--- Start ---
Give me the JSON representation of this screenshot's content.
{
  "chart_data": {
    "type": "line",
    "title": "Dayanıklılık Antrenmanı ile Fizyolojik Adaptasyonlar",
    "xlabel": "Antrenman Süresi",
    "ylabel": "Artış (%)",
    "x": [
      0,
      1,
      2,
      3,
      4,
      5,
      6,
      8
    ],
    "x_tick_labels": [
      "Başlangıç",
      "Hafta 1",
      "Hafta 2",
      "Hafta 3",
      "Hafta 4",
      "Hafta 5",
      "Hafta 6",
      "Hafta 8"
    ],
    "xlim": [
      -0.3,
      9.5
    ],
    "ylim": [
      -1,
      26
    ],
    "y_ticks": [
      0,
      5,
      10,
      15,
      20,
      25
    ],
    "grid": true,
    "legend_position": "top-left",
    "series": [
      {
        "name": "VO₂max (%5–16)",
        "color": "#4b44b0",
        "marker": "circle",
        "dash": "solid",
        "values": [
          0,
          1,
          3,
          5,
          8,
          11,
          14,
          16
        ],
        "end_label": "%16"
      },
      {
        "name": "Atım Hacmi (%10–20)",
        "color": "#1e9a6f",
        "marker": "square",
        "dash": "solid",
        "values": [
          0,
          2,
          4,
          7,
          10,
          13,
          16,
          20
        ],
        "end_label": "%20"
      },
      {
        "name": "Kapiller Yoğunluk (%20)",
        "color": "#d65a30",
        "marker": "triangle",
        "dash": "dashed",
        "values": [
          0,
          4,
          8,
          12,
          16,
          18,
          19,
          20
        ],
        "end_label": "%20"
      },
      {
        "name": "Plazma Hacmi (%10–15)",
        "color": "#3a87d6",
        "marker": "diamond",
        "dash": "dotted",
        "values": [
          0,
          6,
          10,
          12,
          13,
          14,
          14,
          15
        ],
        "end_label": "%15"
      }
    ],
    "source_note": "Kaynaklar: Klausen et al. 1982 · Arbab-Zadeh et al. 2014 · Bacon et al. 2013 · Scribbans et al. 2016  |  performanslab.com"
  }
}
--- End ---
## Direction
Find the word "Hafta" in the records and pull out each line that has it.

## Result
      "Hafta 1",
      "Hafta 2",
      "Hafta 3",
      "Hafta 4",
      "Hafta 5",
      "Hafta 6",
      "Hafta 8"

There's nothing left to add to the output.